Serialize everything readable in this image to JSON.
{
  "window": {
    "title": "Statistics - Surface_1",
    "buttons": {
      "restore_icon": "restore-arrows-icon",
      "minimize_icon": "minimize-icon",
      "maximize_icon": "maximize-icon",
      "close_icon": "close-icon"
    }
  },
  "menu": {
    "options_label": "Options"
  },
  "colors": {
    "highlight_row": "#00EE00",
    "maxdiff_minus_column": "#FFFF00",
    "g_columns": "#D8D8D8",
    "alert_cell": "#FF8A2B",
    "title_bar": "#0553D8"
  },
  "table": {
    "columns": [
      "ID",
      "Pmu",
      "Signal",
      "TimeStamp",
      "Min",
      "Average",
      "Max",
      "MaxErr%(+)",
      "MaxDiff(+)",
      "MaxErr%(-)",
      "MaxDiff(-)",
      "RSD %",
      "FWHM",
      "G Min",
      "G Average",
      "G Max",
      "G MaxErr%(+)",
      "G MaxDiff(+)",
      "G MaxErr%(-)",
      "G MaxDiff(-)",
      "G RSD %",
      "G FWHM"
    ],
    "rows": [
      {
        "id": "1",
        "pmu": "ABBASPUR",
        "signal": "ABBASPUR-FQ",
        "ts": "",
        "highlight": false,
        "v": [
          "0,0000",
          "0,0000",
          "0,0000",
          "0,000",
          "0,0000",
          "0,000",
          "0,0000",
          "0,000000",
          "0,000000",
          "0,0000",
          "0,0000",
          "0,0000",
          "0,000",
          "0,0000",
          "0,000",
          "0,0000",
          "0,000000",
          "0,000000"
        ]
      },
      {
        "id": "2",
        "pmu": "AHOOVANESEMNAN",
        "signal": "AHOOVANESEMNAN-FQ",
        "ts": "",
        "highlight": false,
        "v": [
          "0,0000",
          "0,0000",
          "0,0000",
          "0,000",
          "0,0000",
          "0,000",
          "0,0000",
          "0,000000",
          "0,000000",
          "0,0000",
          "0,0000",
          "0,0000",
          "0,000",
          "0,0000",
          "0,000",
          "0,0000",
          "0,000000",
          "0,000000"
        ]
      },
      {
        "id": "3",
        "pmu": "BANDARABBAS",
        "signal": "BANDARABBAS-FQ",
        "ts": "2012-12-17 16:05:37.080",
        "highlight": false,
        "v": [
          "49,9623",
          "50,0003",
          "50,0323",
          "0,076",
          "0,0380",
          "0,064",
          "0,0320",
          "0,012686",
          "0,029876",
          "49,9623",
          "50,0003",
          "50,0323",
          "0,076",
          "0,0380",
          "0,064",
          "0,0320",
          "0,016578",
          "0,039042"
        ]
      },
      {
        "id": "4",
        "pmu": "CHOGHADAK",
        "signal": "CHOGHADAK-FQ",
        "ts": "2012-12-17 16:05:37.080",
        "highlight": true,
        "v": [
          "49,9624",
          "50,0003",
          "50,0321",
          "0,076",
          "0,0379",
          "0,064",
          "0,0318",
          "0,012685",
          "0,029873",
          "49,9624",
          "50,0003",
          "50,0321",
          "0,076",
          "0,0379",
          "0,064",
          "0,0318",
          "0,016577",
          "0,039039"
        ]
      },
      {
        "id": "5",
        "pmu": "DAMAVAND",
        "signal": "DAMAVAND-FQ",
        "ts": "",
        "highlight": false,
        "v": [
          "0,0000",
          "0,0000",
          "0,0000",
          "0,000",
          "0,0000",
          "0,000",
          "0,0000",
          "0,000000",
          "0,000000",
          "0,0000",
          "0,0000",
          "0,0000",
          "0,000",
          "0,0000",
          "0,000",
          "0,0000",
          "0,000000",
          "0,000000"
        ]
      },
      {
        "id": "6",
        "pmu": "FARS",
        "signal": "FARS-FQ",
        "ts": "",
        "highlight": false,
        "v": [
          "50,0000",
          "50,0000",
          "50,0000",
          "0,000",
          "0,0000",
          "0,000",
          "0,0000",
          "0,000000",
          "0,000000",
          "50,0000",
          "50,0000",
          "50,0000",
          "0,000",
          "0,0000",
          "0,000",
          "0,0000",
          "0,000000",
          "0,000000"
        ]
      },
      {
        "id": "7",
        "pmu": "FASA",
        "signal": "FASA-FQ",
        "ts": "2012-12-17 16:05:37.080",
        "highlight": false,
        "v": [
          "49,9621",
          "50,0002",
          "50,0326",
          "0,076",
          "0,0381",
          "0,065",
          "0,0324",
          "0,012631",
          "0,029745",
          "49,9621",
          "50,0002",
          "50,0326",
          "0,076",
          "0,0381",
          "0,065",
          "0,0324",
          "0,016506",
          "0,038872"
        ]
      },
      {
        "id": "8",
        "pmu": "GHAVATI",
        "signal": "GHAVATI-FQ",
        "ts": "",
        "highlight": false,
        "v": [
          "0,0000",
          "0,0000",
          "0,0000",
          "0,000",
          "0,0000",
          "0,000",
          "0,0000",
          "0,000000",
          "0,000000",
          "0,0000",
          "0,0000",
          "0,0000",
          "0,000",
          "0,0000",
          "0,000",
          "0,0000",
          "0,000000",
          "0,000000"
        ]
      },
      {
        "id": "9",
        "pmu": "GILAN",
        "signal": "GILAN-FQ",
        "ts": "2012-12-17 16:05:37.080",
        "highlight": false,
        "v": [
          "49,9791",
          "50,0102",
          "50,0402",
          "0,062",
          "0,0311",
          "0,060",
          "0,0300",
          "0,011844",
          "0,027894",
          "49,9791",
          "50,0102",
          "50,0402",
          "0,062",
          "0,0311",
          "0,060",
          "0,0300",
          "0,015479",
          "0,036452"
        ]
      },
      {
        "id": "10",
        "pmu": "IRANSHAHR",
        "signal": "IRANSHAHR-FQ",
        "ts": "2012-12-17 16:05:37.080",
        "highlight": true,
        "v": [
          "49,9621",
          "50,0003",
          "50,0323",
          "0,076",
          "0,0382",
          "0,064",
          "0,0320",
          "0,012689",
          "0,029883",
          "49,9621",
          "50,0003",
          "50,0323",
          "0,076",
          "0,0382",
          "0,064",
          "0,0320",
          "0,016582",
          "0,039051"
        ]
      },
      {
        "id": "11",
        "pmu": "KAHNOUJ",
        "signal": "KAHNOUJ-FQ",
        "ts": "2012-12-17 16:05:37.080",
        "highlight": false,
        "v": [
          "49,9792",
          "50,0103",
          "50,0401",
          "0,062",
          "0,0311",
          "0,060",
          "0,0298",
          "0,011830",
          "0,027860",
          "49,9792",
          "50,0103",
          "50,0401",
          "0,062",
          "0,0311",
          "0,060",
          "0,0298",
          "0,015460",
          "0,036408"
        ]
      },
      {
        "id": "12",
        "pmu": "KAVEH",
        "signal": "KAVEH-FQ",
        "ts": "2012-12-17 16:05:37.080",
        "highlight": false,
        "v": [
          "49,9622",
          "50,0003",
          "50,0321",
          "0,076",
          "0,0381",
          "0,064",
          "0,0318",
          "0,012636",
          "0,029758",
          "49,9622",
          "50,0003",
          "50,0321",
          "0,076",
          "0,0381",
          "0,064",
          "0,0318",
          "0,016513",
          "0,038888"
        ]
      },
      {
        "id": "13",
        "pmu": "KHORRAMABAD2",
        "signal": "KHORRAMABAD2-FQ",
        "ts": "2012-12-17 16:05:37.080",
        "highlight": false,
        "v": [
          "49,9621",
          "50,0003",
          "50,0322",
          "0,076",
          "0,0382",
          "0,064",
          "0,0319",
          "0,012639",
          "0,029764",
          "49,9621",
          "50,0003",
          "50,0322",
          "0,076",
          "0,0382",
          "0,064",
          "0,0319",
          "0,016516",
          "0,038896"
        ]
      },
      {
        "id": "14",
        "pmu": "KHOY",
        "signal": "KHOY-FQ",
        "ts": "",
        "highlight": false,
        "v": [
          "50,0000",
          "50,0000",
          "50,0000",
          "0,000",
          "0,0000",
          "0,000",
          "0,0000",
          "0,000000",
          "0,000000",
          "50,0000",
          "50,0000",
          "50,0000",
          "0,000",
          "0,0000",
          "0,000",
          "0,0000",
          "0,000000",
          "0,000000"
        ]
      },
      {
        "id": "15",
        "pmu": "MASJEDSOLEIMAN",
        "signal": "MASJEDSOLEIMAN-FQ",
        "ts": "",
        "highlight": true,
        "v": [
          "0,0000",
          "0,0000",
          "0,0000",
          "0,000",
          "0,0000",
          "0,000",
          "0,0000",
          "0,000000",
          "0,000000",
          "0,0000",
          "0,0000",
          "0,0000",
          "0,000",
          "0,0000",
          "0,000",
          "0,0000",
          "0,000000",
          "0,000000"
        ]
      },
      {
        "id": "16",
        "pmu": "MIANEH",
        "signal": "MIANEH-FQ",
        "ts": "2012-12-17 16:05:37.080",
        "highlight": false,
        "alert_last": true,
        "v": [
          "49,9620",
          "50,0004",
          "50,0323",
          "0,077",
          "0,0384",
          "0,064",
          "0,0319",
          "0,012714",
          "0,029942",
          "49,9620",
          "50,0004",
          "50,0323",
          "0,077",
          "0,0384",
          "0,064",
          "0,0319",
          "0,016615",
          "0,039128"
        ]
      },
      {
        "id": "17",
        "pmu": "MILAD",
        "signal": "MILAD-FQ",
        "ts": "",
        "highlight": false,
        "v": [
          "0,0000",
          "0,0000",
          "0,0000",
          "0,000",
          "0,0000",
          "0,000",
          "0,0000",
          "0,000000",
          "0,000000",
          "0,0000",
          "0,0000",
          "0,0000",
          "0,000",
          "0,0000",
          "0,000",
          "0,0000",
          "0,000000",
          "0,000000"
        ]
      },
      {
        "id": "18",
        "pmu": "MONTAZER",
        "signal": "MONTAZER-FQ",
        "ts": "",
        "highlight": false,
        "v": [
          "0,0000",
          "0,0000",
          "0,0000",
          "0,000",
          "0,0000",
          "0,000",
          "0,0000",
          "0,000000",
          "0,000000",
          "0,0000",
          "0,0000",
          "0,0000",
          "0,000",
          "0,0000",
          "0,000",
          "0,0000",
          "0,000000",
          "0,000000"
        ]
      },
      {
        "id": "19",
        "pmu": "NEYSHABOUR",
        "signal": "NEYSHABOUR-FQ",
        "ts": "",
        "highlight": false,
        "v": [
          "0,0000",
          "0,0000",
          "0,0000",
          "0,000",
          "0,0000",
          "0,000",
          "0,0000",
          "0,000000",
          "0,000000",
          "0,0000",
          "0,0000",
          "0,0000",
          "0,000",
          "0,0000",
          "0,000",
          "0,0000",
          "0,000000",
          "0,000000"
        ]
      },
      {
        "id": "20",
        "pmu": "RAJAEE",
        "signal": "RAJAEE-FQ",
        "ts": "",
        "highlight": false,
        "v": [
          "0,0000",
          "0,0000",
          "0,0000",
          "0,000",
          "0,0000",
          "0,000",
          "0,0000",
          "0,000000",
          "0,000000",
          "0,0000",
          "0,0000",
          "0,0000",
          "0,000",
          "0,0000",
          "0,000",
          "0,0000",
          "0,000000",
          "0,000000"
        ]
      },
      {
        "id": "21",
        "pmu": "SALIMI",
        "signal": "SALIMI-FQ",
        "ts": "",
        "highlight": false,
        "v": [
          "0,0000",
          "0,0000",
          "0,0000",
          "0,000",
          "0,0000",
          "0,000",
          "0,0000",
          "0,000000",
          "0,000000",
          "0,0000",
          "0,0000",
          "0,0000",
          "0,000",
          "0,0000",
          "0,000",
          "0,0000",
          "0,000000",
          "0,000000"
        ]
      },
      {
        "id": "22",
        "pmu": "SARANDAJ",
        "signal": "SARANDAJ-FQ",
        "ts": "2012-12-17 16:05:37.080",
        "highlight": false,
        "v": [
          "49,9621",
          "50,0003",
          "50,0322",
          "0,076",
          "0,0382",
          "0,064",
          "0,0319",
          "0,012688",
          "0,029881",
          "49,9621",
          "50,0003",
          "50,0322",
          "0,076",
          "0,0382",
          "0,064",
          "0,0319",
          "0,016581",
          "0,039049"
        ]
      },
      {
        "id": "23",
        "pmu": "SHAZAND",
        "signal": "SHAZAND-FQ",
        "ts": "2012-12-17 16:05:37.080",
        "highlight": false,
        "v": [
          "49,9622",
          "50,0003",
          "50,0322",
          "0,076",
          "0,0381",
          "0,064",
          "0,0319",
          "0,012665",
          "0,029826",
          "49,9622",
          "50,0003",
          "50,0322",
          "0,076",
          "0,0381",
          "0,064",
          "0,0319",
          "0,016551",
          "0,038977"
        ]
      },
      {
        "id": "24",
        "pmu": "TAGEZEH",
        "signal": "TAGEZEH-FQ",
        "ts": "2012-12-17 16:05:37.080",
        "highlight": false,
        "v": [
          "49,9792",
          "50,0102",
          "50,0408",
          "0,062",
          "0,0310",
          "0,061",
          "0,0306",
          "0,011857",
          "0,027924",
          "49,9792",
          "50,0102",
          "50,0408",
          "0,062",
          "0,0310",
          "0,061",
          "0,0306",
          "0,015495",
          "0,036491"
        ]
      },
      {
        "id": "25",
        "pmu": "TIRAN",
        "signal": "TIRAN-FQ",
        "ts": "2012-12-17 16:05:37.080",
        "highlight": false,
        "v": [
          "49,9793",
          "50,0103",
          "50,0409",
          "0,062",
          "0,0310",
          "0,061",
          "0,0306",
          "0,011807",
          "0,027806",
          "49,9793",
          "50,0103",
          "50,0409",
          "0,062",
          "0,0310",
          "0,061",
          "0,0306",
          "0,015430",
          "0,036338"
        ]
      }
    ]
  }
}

++++++

__STATED PROBLEM__
Copy each line of the data above that holds "AHOOVANESEMNAN".

__RESULT OF THIS EXERCISE__
        "pmu": "AHOOVANESEMNAN",
        "signal": "AHOOVANESEMNAN-FQ",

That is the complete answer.